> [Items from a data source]
◆ ◆ ◆ ◆ ◆ ◆ ◆
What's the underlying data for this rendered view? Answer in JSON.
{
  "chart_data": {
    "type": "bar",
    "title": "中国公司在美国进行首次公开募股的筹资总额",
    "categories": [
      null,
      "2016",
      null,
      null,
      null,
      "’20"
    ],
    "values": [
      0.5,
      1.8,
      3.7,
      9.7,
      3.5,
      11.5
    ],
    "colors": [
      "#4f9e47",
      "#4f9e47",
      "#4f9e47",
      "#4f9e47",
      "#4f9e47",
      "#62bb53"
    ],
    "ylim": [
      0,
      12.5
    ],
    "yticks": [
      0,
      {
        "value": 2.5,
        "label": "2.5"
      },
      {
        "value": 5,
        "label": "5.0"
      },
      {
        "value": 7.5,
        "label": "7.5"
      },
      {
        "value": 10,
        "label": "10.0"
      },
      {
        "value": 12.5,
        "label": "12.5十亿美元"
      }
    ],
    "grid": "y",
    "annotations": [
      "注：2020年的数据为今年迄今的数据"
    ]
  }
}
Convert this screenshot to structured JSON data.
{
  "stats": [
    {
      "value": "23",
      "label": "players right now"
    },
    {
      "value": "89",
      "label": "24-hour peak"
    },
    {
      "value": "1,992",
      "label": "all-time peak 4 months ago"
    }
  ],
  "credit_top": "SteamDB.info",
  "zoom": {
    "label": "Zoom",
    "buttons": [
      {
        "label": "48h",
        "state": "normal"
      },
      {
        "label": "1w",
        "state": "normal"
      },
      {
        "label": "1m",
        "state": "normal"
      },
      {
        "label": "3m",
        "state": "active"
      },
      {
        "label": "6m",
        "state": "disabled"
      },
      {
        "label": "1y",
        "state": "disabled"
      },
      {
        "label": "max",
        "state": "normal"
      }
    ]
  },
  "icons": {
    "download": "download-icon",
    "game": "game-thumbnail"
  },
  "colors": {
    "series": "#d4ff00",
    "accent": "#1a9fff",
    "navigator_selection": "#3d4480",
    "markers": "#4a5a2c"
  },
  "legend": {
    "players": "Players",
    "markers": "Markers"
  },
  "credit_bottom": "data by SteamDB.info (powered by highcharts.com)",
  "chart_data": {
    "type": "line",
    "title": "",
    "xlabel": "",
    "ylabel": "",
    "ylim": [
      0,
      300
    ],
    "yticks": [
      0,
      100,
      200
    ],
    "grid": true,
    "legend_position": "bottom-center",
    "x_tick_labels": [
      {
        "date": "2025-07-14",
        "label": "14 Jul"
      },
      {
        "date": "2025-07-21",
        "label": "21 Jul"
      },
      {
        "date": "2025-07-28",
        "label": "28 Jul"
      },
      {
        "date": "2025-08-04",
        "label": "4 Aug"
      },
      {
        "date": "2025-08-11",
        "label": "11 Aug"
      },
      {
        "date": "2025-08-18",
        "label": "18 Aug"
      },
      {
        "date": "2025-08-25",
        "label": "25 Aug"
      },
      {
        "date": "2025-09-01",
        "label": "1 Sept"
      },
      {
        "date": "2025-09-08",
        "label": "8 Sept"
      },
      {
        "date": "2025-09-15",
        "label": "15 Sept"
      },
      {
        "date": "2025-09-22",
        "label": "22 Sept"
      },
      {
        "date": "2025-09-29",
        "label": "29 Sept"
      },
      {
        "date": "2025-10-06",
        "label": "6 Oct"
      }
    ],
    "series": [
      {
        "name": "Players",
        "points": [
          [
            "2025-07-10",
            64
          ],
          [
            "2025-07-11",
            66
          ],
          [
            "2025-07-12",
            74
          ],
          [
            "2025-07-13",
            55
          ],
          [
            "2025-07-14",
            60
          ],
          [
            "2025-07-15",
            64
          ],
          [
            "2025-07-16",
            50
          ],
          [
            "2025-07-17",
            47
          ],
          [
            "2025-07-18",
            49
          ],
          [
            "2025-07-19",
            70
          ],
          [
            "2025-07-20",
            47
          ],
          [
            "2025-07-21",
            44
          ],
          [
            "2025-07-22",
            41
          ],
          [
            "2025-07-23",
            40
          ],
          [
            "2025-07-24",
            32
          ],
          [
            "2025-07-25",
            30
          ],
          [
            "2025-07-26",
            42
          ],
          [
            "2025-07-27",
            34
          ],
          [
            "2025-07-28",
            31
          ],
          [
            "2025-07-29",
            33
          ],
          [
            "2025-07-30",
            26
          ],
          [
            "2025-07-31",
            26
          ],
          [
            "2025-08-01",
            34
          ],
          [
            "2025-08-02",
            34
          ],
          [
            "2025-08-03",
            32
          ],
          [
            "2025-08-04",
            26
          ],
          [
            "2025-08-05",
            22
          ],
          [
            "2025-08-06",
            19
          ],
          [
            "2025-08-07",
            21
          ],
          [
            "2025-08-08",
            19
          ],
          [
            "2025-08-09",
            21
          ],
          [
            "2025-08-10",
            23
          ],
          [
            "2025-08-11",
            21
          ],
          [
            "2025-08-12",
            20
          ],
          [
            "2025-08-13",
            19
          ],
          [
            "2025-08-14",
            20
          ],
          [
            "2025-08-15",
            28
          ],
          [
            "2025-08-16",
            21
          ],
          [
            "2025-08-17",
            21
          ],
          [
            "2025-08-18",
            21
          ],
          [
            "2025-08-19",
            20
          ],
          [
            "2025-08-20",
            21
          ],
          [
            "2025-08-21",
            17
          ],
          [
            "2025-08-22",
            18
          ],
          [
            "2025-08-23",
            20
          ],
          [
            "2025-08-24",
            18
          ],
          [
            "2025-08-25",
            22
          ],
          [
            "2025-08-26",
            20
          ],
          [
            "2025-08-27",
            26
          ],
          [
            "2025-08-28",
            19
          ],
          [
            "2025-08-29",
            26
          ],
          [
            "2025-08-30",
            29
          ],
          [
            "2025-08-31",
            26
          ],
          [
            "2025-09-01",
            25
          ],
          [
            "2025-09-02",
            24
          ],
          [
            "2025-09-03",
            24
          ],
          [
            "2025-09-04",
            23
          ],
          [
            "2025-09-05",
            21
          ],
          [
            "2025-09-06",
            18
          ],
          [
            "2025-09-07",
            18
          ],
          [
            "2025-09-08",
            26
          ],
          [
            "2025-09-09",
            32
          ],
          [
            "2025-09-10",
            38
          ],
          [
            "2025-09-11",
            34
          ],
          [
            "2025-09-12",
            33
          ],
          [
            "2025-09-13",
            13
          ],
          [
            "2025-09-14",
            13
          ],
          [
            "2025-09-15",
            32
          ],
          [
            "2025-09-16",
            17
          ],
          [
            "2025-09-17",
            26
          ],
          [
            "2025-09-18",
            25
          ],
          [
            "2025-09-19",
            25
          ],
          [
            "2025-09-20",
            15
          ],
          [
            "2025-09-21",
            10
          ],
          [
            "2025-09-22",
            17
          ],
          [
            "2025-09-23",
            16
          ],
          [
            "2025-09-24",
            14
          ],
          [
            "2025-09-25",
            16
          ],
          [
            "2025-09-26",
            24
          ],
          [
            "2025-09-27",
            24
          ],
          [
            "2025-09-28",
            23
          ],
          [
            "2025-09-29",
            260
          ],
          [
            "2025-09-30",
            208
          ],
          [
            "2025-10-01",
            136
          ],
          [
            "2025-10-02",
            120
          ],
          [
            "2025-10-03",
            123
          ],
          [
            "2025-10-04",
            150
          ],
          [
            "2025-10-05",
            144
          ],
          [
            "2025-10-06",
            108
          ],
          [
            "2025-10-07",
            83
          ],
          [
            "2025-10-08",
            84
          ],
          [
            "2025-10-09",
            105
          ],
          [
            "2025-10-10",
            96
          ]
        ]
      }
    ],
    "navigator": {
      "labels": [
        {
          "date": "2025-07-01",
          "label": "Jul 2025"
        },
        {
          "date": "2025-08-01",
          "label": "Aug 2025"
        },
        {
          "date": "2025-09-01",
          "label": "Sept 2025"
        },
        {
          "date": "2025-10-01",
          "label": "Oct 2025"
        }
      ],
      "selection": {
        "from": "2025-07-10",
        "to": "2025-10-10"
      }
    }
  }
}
◆ ◆ ◆ ◆ ◆ ◆ ◆
> [TO BE DONE] Pull out all lines from the entries above in which the word "info" appears.

> [THE SOLUTION]
  "credit_top": "SteamDB.info",
  "credit_bottom": "data by SteamDB.info (powered by highcharts.com)",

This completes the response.